Written exercise
How many of the lines below contain "MySQL"? Answer with that number alone.
----- Given records -----
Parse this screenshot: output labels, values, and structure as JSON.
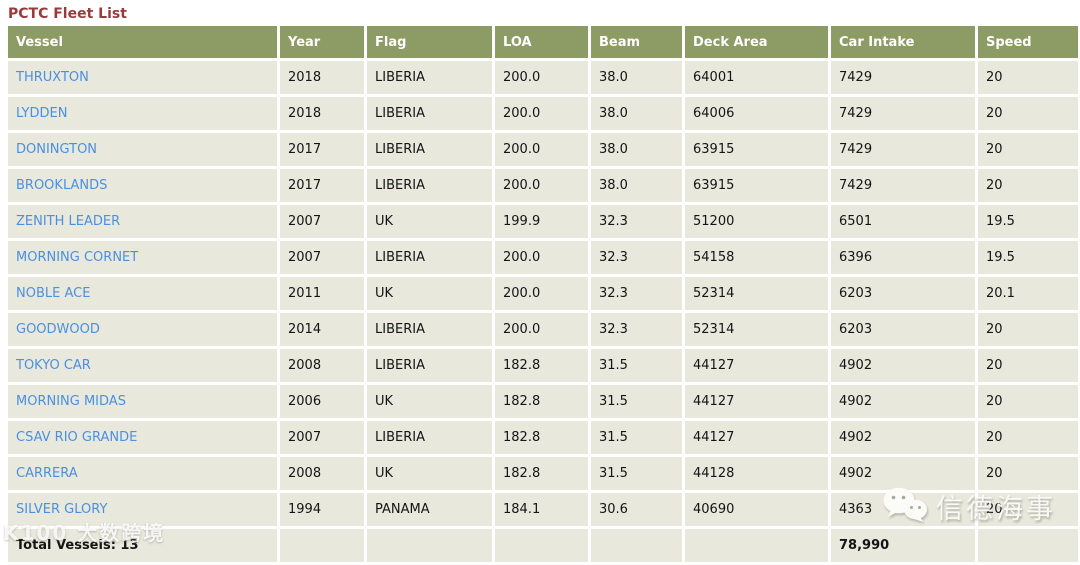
{
  "page": {
    "title": "PCTC Fleet List"
  },
  "colors": {
    "title": "#9a3b3b",
    "header_bg": "#8d9b64",
    "header_text": "#ffffff",
    "row_bg": "#e8e8dc",
    "link": "#4a90e2"
  },
  "table": {
    "columns": [
      "Vessel",
      "Year",
      "Flag",
      "LOA",
      "Beam",
      "Deck Area",
      "Car Intake",
      "Speed"
    ],
    "rows": [
      {
        "vessel": "THRUXTON",
        "year": "2018",
        "flag": "LIBERIA",
        "loa": "200.0",
        "beam": "38.0",
        "deck_area": "64001",
        "car_intake": "7429",
        "speed": "20"
      },
      {
        "vessel": "LYDDEN",
        "year": "2018",
        "flag": "LIBERIA",
        "loa": "200.0",
        "beam": "38.0",
        "deck_area": "64006",
        "car_intake": "7429",
        "speed": "20"
      },
      {
        "vessel": "DONINGTON",
        "year": "2017",
        "flag": "LIBERIA",
        "loa": "200.0",
        "beam": "38.0",
        "deck_area": "63915",
        "car_intake": "7429",
        "speed": "20"
      },
      {
        "vessel": "BROOKLANDS",
        "year": "2017",
        "flag": "LIBERIA",
        "loa": "200.0",
        "beam": "38.0",
        "deck_area": "63915",
        "car_intake": "7429",
        "speed": "20"
      },
      {
        "vessel": "ZENITH LEADER",
        "year": "2007",
        "flag": "UK",
        "loa": "199.9",
        "beam": "32.3",
        "deck_area": "51200",
        "car_intake": "6501",
        "speed": "19.5"
      },
      {
        "vessel": "MORNING CORNET",
        "year": "2007",
        "flag": "LIBERIA",
        "loa": "200.0",
        "beam": "32.3",
        "deck_area": "54158",
        "car_intake": "6396",
        "speed": "19.5"
      },
      {
        "vessel": "NOBLE ACE",
        "year": "2011",
        "flag": "UK",
        "loa": "200.0",
        "beam": "32.3",
        "deck_area": "52314",
        "car_intake": "6203",
        "speed": "20.1"
      },
      {
        "vessel": "GOODWOOD",
        "year": "2014",
        "flag": "LIBERIA",
        "loa": "200.0",
        "beam": "32.3",
        "deck_area": "52314",
        "car_intake": "6203",
        "speed": "20"
      },
      {
        "vessel": "TOKYO CAR",
        "year": "2008",
        "flag": "LIBERIA",
        "loa": "182.8",
        "beam": "31.5",
        "deck_area": "44127",
        "car_intake": "4902",
        "speed": "20"
      },
      {
        "vessel": "MORNING MIDAS",
        "year": "2006",
        "flag": "UK",
        "loa": "182.8",
        "beam": "31.5",
        "deck_area": "44127",
        "car_intake": "4902",
        "speed": "20"
      },
      {
        "vessel": "CSAV RIO GRANDE",
        "year": "2007",
        "flag": "LIBERIA",
        "loa": "182.8",
        "beam": "31.5",
        "deck_area": "44127",
        "car_intake": "4902",
        "speed": "20"
      },
      {
        "vessel": "CARRERA",
        "year": "2008",
        "flag": "UK",
        "loa": "182.8",
        "beam": "31.5",
        "deck_area": "44128",
        "car_intake": "4902",
        "speed": "20"
      },
      {
        "vessel": "SILVER GLORY",
        "year": "1994",
        "flag": "PANAMA",
        "loa": "184.1",
        "beam": "30.6",
        "deck_area": "40690",
        "car_intake": "4363",
        "speed": "20"
      }
    ],
    "total": {
      "label": "Total Vessels: 13",
      "car_intake_total": "78,990"
    }
  },
  "watermarks": {
    "left_text": "K100 大数跨境",
    "right_text": "信德海事"
  }
}
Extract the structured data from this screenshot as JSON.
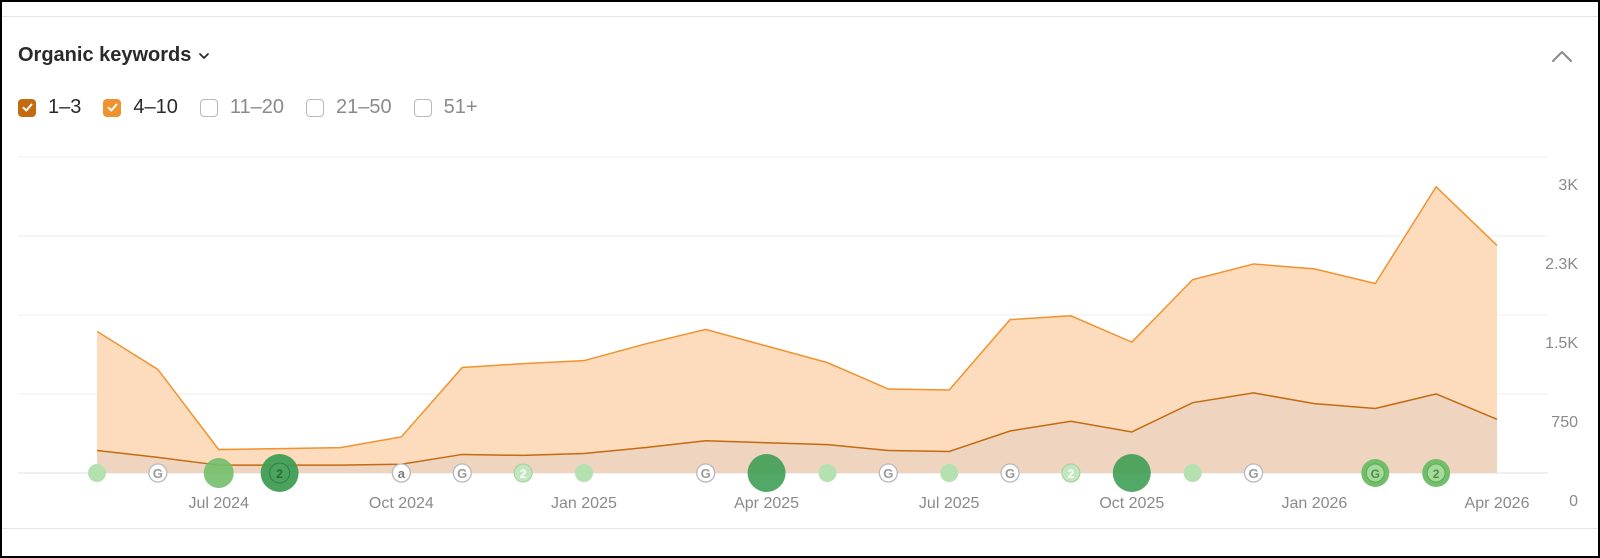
{
  "panel": {
    "title": "Organic keywords",
    "filters": [
      {
        "label": "1–3",
        "checked": true,
        "color": "#c46a10"
      },
      {
        "label": "4–10",
        "checked": true,
        "color": "#f0932e"
      },
      {
        "label": "11–20",
        "checked": false
      },
      {
        "label": "21–50",
        "checked": false
      },
      {
        "label": "51+",
        "checked": false
      }
    ]
  },
  "chart_data": {
    "type": "area",
    "stacked": true,
    "x": [
      "2024-05",
      "2024-06",
      "2024-07",
      "2024-08",
      "2024-09",
      "2024-10",
      "2024-11",
      "2024-12",
      "2025-01",
      "2025-02",
      "2025-03",
      "2025-04",
      "2025-05",
      "2025-06",
      "2025-07",
      "2025-08",
      "2025-09",
      "2025-10",
      "2025-11",
      "2025-12",
      "2026-01",
      "2026-02",
      "2026-03",
      "2026-04"
    ],
    "x_tick_labels": [
      "Jul 2024",
      "Oct 2024",
      "Jan 2025",
      "Apr 2025",
      "Jul 2025",
      "Oct 2025",
      "Jan 2026",
      "Apr 2026"
    ],
    "y_ticks": [
      "0",
      "750",
      "1.5K",
      "2.3K",
      "3K"
    ],
    "ylim": [
      0,
      3000
    ],
    "grid": true,
    "series": [
      {
        "name": "1–3",
        "color": "#c46a10",
        "fill": "#efd5c0",
        "values": [
          230,
          160,
          80,
          80,
          80,
          90,
          190,
          180,
          200,
          260,
          330,
          310,
          290,
          230,
          220,
          430,
          530,
          420,
          720,
          820,
          710,
          660,
          810,
          550
        ]
      },
      {
        "name": "4–10",
        "color": "#f0932e",
        "fill": "#fddcbe",
        "values": [
          1220,
          900,
          160,
          170,
          180,
          280,
          890,
          940,
          950,
          1060,
          1140,
          990,
          840,
          630,
          630,
          1140,
          1080,
          920,
          1260,
          1320,
          1380,
          1280,
          2120,
          1780
        ]
      }
    ],
    "annotations": [
      {
        "x": "2024-05",
        "type": "dot",
        "size": "small"
      },
      {
        "x": "2024-06",
        "type": "google",
        "label": "G"
      },
      {
        "x": "2024-07",
        "type": "dot",
        "size": "medium"
      },
      {
        "x": "2024-08",
        "type": "count",
        "label": "2",
        "size": "large"
      },
      {
        "x": "2024-10",
        "type": "amazon",
        "label": "a"
      },
      {
        "x": "2024-11",
        "type": "google",
        "label": "G"
      },
      {
        "x": "2024-12",
        "type": "count",
        "label": "2"
      },
      {
        "x": "2025-01",
        "type": "dot",
        "size": "small"
      },
      {
        "x": "2025-03",
        "type": "google",
        "label": "G"
      },
      {
        "x": "2025-04",
        "type": "dot",
        "size": "large"
      },
      {
        "x": "2025-05",
        "type": "dot",
        "size": "small"
      },
      {
        "x": "2025-06",
        "type": "google",
        "label": "G"
      },
      {
        "x": "2025-07",
        "type": "dot",
        "size": "small"
      },
      {
        "x": "2025-08",
        "type": "google",
        "label": "G"
      },
      {
        "x": "2025-09",
        "type": "count",
        "label": "2"
      },
      {
        "x": "2025-10",
        "type": "dot",
        "size": "large"
      },
      {
        "x": "2025-11",
        "type": "dot",
        "size": "small"
      },
      {
        "x": "2025-12",
        "type": "google",
        "label": "G"
      },
      {
        "x": "2026-02",
        "type": "google",
        "label": "G",
        "size": "medium"
      },
      {
        "x": "2026-03",
        "type": "count",
        "label": "2",
        "size": "medium"
      }
    ]
  }
}
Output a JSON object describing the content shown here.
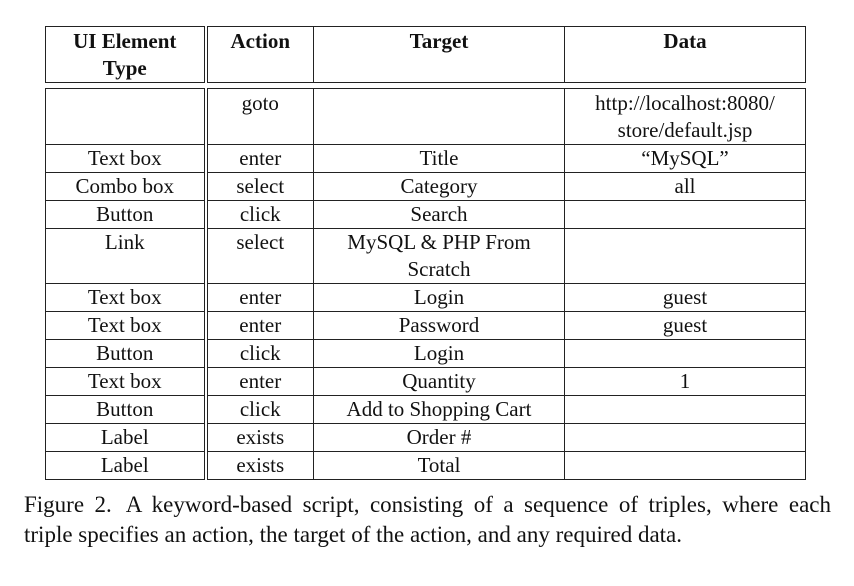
{
  "table": {
    "headers": [
      "UI Element Type",
      "Action",
      "Target",
      "Data"
    ],
    "rows": [
      {
        "type": "",
        "action": "goto",
        "target": "",
        "data": "http://localhost:8080/ store/default.jsp"
      },
      {
        "type": "Text box",
        "action": "enter",
        "target": "Title",
        "data": "“MySQL”"
      },
      {
        "type": "Combo box",
        "action": "select",
        "target": "Category",
        "data": "all"
      },
      {
        "type": "Button",
        "action": "click",
        "target": "Search",
        "data": ""
      },
      {
        "type": "Link",
        "action": "select",
        "target": "MySQL & PHP From Scratch",
        "data": ""
      },
      {
        "type": "Text box",
        "action": "enter",
        "target": "Login",
        "data": "guest"
      },
      {
        "type": "Text box",
        "action": "enter",
        "target": "Password",
        "data": "guest"
      },
      {
        "type": "Button",
        "action": "click",
        "target": "Login",
        "data": ""
      },
      {
        "type": "Text box",
        "action": "enter",
        "target": "Quantity",
        "data": "1"
      },
      {
        "type": "Button",
        "action": "click",
        "target": "Add to Shopping Cart",
        "data": ""
      },
      {
        "type": "Label",
        "action": "exists",
        "target": "Order #",
        "data": ""
      },
      {
        "type": "Label",
        "action": "exists",
        "target": "Total",
        "data": ""
      }
    ]
  },
  "caption": {
    "label": "Figure 2.",
    "text": "A keyword-based script, consisting of a sequence of triples, where each triple specifies an action, the target of the action, and any required data."
  }
}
-----
Task response
2